"""

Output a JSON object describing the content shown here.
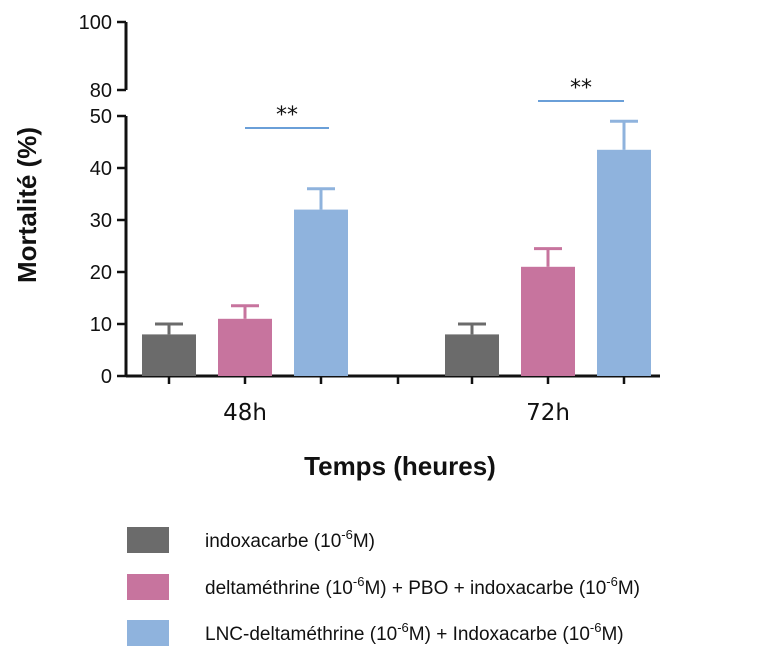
{
  "chart_data": {
    "type": "bar",
    "categories": [
      "48h",
      "72h"
    ],
    "xlabel": "Temps (heures)",
    "ylabel": "Mortalité (%)",
    "ylim": [
      0,
      100
    ],
    "y_axis_break": [
      50,
      80
    ],
    "yticks_lower": [
      0,
      10,
      20,
      30,
      40,
      50
    ],
    "yticks_upper": [
      80,
      100
    ],
    "series": [
      {
        "name": "indoxacarbe (10-6M)",
        "legend_parts": [
          "indoxacarbe  (10",
          "-6",
          "M)"
        ],
        "color": "#6b6b6b",
        "values": [
          8,
          8
        ],
        "errors": [
          2,
          2
        ]
      },
      {
        "name": "deltaméthrine (10-6M) + PBO + indoxacarbe (10-6M)",
        "legend_parts": [
          "deltaméthrine  (10",
          "-6",
          "M) + PBO + indoxacarbe  (10",
          "-6",
          "M)"
        ],
        "color": "#c7749e",
        "values": [
          11,
          21
        ],
        "errors": [
          2.5,
          3.5
        ]
      },
      {
        "name": "LNC-deltaméthrine (10-6M) + Indoxacarbe (10-6M)",
        "legend_parts": [
          "LNC-deltaméthrine  (10",
          "-6",
          "M) + Indoxacarbe  (10",
          "-6",
          "M)"
        ],
        "color": "#8fb3dd",
        "values": [
          32,
          43.5
        ],
        "errors": [
          4,
          5.5
        ]
      }
    ],
    "significance": [
      {
        "category": "48h",
        "label": "**",
        "color": "#6a9fd8"
      },
      {
        "category": "72h",
        "label": "**",
        "color": "#6a9fd8"
      }
    ],
    "legend_position": "bottom",
    "grid": false
  }
}
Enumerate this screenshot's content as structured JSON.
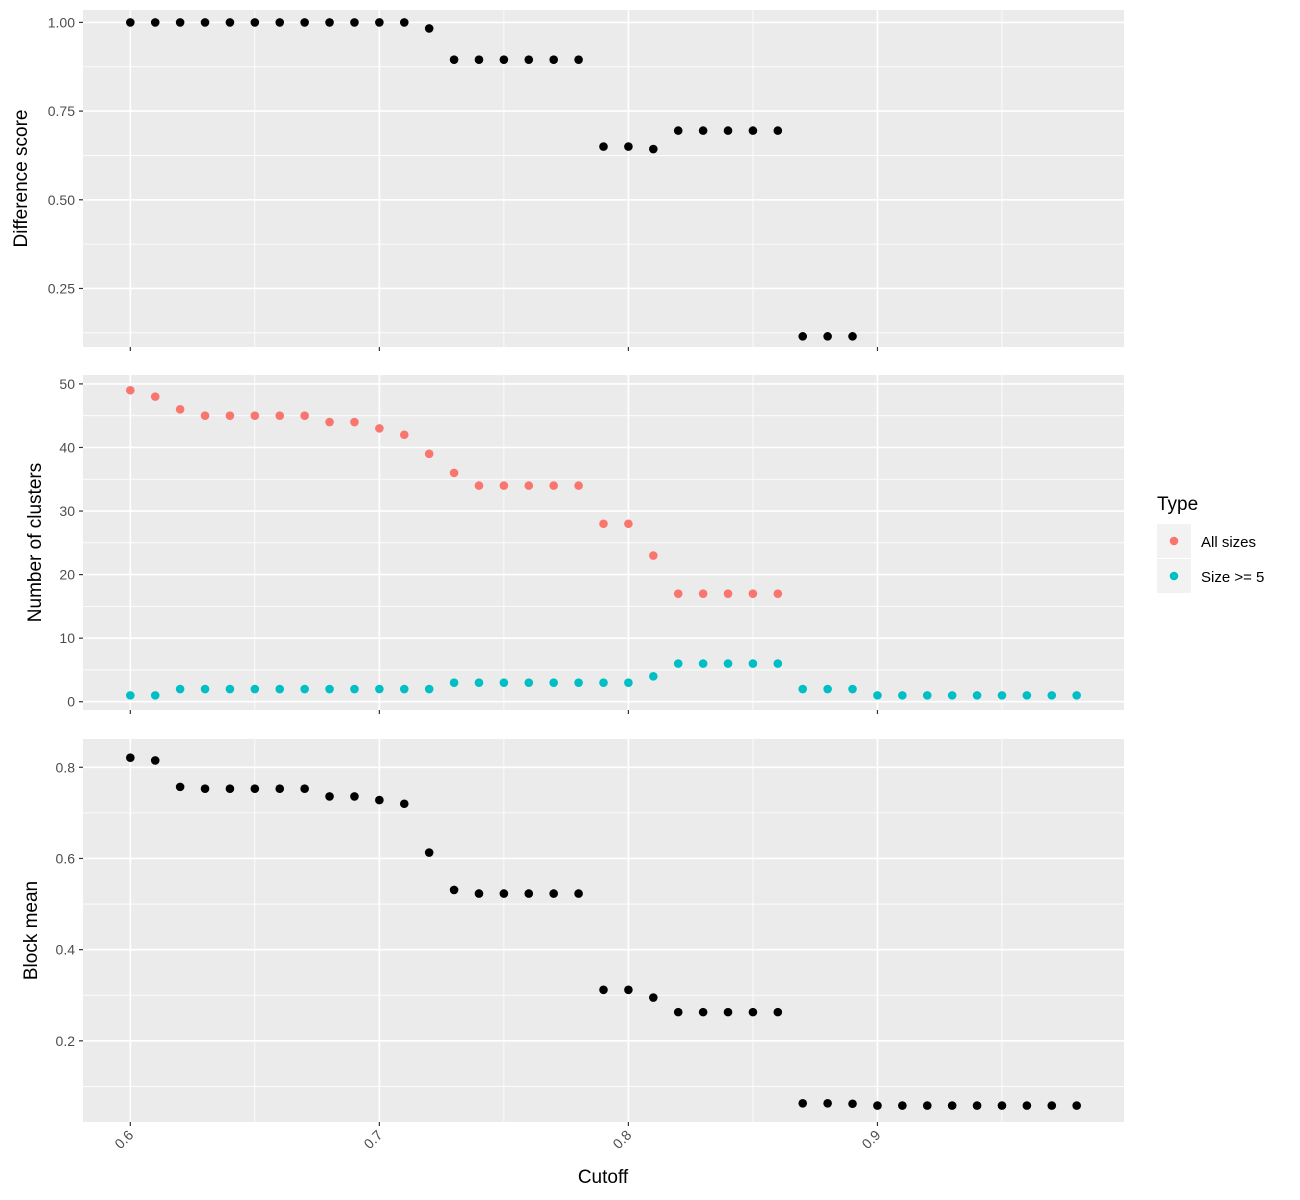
{
  "chart_data": {
    "type": "scatter",
    "xlabel": "Cutoff",
    "xlim": [
      0.581,
      0.999
    ],
    "x_ticks": [
      0.6,
      0.7,
      0.8,
      0.9
    ],
    "x_tick_labels": [
      "0.6",
      "0.7",
      "0.8",
      "0.9"
    ],
    "grid": true,
    "background": "#ebebeb",
    "legend": {
      "title": "Type",
      "position": "right",
      "entries": [
        {
          "label": "All sizes",
          "color": "#F8766D"
        },
        {
          "label": "Size >= 5",
          "color": "#00BFC4"
        }
      ]
    },
    "panels": [
      {
        "ylabel": "Difference score",
        "ylim": [
          0.085,
          1.035
        ],
        "y_ticks": [
          0.25,
          0.5,
          0.75,
          1.0
        ],
        "y_tick_labels": [
          "0.25",
          "0.50",
          "0.75",
          "1.00"
        ],
        "series": [
          {
            "color": "#000000",
            "x": [
              0.6,
              0.61,
              0.62,
              0.63,
              0.64,
              0.65,
              0.66,
              0.67,
              0.68,
              0.69,
              0.7,
              0.71,
              0.72,
              0.73,
              0.74,
              0.75,
              0.76,
              0.77,
              0.78,
              0.79,
              0.8,
              0.81,
              0.82,
              0.83,
              0.84,
              0.85,
              0.86,
              0.87,
              0.88,
              0.89
            ],
            "y": [
              1.0,
              1.0,
              1.0,
              1.0,
              1.0,
              1.0,
              1.0,
              1.0,
              1.0,
              1.0,
              1.0,
              1.0,
              0.983,
              0.895,
              0.895,
              0.895,
              0.895,
              0.895,
              0.895,
              0.65,
              0.65,
              0.643,
              0.695,
              0.695,
              0.695,
              0.695,
              0.695,
              0.115,
              0.115,
              0.115
            ]
          }
        ]
      },
      {
        "ylabel": "Number of clusters",
        "ylim": [
          -1.3,
          51.4
        ],
        "y_ticks": [
          0,
          10,
          20,
          30,
          40,
          50
        ],
        "y_tick_labels": [
          "0",
          "10",
          "20",
          "30",
          "40",
          "50"
        ],
        "series": [
          {
            "name": "All sizes",
            "color": "#F8766D",
            "x": [
              0.6,
              0.61,
              0.62,
              0.63,
              0.64,
              0.65,
              0.66,
              0.67,
              0.68,
              0.69,
              0.7,
              0.71,
              0.72,
              0.73,
              0.74,
              0.75,
              0.76,
              0.77,
              0.78,
              0.79,
              0.8,
              0.81,
              0.82,
              0.83,
              0.84,
              0.85,
              0.86
            ],
            "y": [
              49,
              48,
              46,
              45,
              45,
              45,
              45,
              45,
              44,
              44,
              43,
              42,
              39,
              36,
              34,
              34,
              34,
              34,
              34,
              28,
              28,
              23,
              17,
              17,
              17,
              17,
              17
            ]
          },
          {
            "name": "Size >= 5",
            "color": "#00BFC4",
            "x": [
              0.6,
              0.61,
              0.62,
              0.63,
              0.64,
              0.65,
              0.66,
              0.67,
              0.68,
              0.69,
              0.7,
              0.71,
              0.72,
              0.73,
              0.74,
              0.75,
              0.76,
              0.77,
              0.78,
              0.79,
              0.8,
              0.81,
              0.82,
              0.83,
              0.84,
              0.85,
              0.86,
              0.87,
              0.88,
              0.89,
              0.9,
              0.91,
              0.92,
              0.93,
              0.94,
              0.95,
              0.96,
              0.97,
              0.98
            ],
            "y": [
              1,
              1,
              2,
              2,
              2,
              2,
              2,
              2,
              2,
              2,
              2,
              2,
              2,
              3,
              3,
              3,
              3,
              3,
              3,
              3,
              3,
              4,
              6,
              6,
              6,
              6,
              6,
              2,
              2,
              2,
              1,
              1,
              1,
              1,
              1,
              1,
              1,
              1,
              1
            ]
          }
        ]
      },
      {
        "ylabel": "Block mean",
        "ylim": [
          0.022,
          0.862
        ],
        "y_ticks": [
          0.2,
          0.4,
          0.6,
          0.8
        ],
        "y_tick_labels": [
          "0.2",
          "0.4",
          "0.6",
          "0.8"
        ],
        "series": [
          {
            "color": "#000000",
            "x": [
              0.6,
              0.61,
              0.62,
              0.63,
              0.64,
              0.65,
              0.66,
              0.67,
              0.68,
              0.69,
              0.7,
              0.71,
              0.72,
              0.73,
              0.74,
              0.75,
              0.76,
              0.77,
              0.78,
              0.79,
              0.8,
              0.81,
              0.82,
              0.83,
              0.84,
              0.85,
              0.86,
              0.87,
              0.88,
              0.89,
              0.9,
              0.91,
              0.92,
              0.93,
              0.94,
              0.95,
              0.96,
              0.97,
              0.98
            ],
            "y": [
              0.821,
              0.815,
              0.757,
              0.753,
              0.753,
              0.753,
              0.753,
              0.753,
              0.736,
              0.736,
              0.728,
              0.72,
              0.613,
              0.531,
              0.523,
              0.523,
              0.523,
              0.523,
              0.523,
              0.312,
              0.312,
              0.295,
              0.263,
              0.263,
              0.263,
              0.263,
              0.263,
              0.063,
              0.063,
              0.062,
              0.058,
              0.058,
              0.058,
              0.058,
              0.058,
              0.058,
              0.058,
              0.058,
              0.058
            ]
          }
        ]
      }
    ]
  }
}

"""

*Task to carry out:*
Set down the lines of the records above exactly, apart from the pictures.

*Correct response:*
Output a JSON object describing the content shown here.
{
  "chart_data": {
    "type": "bar",
    "categories": [
      "48h",
      "72h"
    ],
    "xlabel": "Temps (heures)",
    "ylabel": "Mortalité (%)",
    "ylim": [
      0,
      100
    ],
    "y_axis_break": [
      50,
      80
    ],
    "yticks_lower": [
      0,
      10,
      20,
      30,
      40,
      50
    ],
    "yticks_upper": [
      80,
      100
    ],
    "series": [
      {
        "name": "indoxacarbe (10-6M)",
        "legend_parts": [
          "indoxacarbe  (10",
          "-6",
          "M)"
        ],
        "color": "#6b6b6b",
        "values": [
          8,
          8
        ],
        "errors": [
          2,
          2
        ]
      },
      {
        "name": "deltaméthrine (10-6M) + PBO + indoxacarbe (10-6M)",
        "legend_parts": [
          "deltaméthrine  (10",
          "-6",
          "M) + PBO + indoxacarbe  (10",
          "-6",
          "M)"
        ],
        "color": "#c7749e",
        "values": [
          11,
          21
        ],
        "errors": [
          2.5,
          3.5
        ]
      },
      {
        "name": "LNC-deltaméthrine (10-6M) + Indoxacarbe (10-6M)",
        "legend_parts": [
          "LNC-deltaméthrine  (10",
          "-6",
          "M) + Indoxacarbe  (10",
          "-6",
          "M)"
        ],
        "color": "#8fb3dd",
        "values": [
          32,
          43.5
        ],
        "errors": [
          4,
          5.5
        ]
      }
    ],
    "significance": [
      {
        "category": "48h",
        "label": "**",
        "color": "#6a9fd8"
      },
      {
        "category": "72h",
        "label": "**",
        "color": "#6a9fd8"
      }
    ],
    "legend_position": "bottom",
    "grid": false
  }
}
Enumerate this screenshot's content as structured JSON.
{
  "chart_data": {
    "type": "scatter",
    "xlabel": "Cutoff",
    "xlim": [
      0.581,
      0.999
    ],
    "x_ticks": [
      0.6,
      0.7,
      0.8,
      0.9
    ],
    "x_tick_labels": [
      "0.6",
      "0.7",
      "0.8",
      "0.9"
    ],
    "grid": true,
    "background": "#ebebeb",
    "legend": {
      "title": "Type",
      "position": "right",
      "entries": [
        {
          "label": "All sizes",
          "color": "#F8766D"
        },
        {
          "label": "Size >= 5",
          "color": "#00BFC4"
        }
      ]
    },
    "panels": [
      {
        "ylabel": "Difference score",
        "ylim": [
          0.085,
          1.035
        ],
        "y_ticks": [
          0.25,
          0.5,
          0.75,
          1.0
        ],
        "y_tick_labels": [
          "0.25",
          "0.50",
          "0.75",
          "1.00"
        ],
        "series": [
          {
            "color": "#000000",
            "x": [
              0.6,
              0.61,
              0.62,
              0.63,
              0.64,
              0.65,
              0.66,
              0.67,
              0.68,
              0.69,
              0.7,
              0.71,
              0.72,
              0.73,
              0.74,
              0.75,
              0.76,
              0.77,
              0.78,
              0.79,
              0.8,
              0.81,
              0.82,
              0.83,
              0.84,
              0.85,
              0.86,
              0.87,
              0.88,
              0.89
            ],
            "y": [
              1.0,
              1.0,
              1.0,
              1.0,
              1.0,
              1.0,
              1.0,
              1.0,
              1.0,
              1.0,
              1.0,
              1.0,
              0.983,
              0.895,
              0.895,
              0.895,
              0.895,
              0.895,
              0.895,
              0.65,
              0.65,
              0.643,
              0.695,
              0.695,
              0.695,
              0.695,
              0.695,
              0.115,
              0.115,
              0.115
            ]
          }
        ]
      },
      {
        "ylabel": "Number of clusters",
        "ylim": [
          -1.3,
          51.4
        ],
        "y_ticks": [
          0,
          10,
          20,
          30,
          40,
          50
        ],
        "y_tick_labels": [
          "0",
          "10",
          "20",
          "30",
          "40",
          "50"
        ],
        "series": [
          {
            "name": "All sizes",
            "color": "#F8766D",
            "x": [
              0.6,
              0.61,
              0.62,
              0.63,
              0.64,
              0.65,
              0.66,
              0.67,
              0.68,
              0.69,
              0.7,
              0.71,
              0.72,
              0.73,
              0.74,
              0.75,
              0.76,
              0.77,
              0.78,
              0.79,
              0.8,
              0.81,
              0.82,
              0.83,
              0.84,
              0.85,
              0.86
            ],
            "y": [
              49,
              48,
              46,
              45,
              45,
              45,
              45,
              45,
              44,
              44,
              43,
              42,
              39,
              36,
              34,
              34,
              34,
              34,
              34,
              28,
              28,
              23,
              17,
              17,
              17,
              17,
              17
            ]
          },
          {
            "name": "Size >= 5",
            "color": "#00BFC4",
            "x": [
              0.6,
              0.61,
              0.62,
              0.63,
              0.64,
              0.65,
              0.66,
              0.67,
              0.68,
              0.69,
              0.7,
              0.71,
              0.72,
              0.73,
              0.74,
              0.75,
              0.76,
              0.77,
              0.78,
              0.79,
              0.8,
              0.81,
              0.82,
              0.83,
              0.84,
              0.85,
              0.86,
              0.87,
              0.88,
              0.89,
              0.9,
              0.91,
              0.92,
              0.93,
              0.94,
              0.95,
              0.96,
              0.97,
              0.98
            ],
            "y": [
              1,
              1,
              2,
              2,
              2,
              2,
              2,
              2,
              2,
              2,
              2,
              2,
              2,
              3,
              3,
              3,
              3,
              3,
              3,
              3,
              3,
              4,
              6,
              6,
              6,
              6,
              6,
              2,
              2,
              2,
              1,
              1,
              1,
              1,
              1,
              1,
              1,
              1,
              1
            ]
          }
        ]
      },
      {
        "ylabel": "Block mean",
        "ylim": [
          0.022,
          0.862
        ],
        "y_ticks": [
          0.2,
          0.4,
          0.6,
          0.8
        ],
        "y_tick_labels": [
          "0.2",
          "0.4",
          "0.6",
          "0.8"
        ],
        "series": [
          {
            "color": "#000000",
            "x": [
              0.6,
              0.61,
              0.62,
              0.63,
              0.64,
              0.65,
              0.66,
              0.67,
              0.68,
              0.69,
              0.7,
              0.71,
              0.72,
              0.73,
              0.74,
              0.75,
              0.76,
              0.77,
              0.78,
              0.79,
              0.8,
              0.81,
              0.82,
              0.83,
              0.84,
              0.85,
              0.86,
              0.87,
              0.88,
              0.89,
              0.9,
              0.91,
              0.92,
              0.93,
              0.94,
              0.95,
              0.96,
              0.97,
              0.98
            ],
            "y": [
              0.821,
              0.815,
              0.757,
              0.753,
              0.753,
              0.753,
              0.753,
              0.753,
              0.736,
              0.736,
              0.728,
              0.72,
              0.613,
              0.531,
              0.523,
              0.523,
              0.523,
              0.523,
              0.523,
              0.312,
              0.312,
              0.295,
              0.263,
              0.263,
              0.263,
              0.263,
              0.263,
              0.063,
              0.063,
              0.062,
              0.058,
              0.058,
              0.058,
              0.058,
              0.058,
              0.058,
              0.058,
              0.058,
              0.058
            ]
          }
        ]
      }
    ]
  }
}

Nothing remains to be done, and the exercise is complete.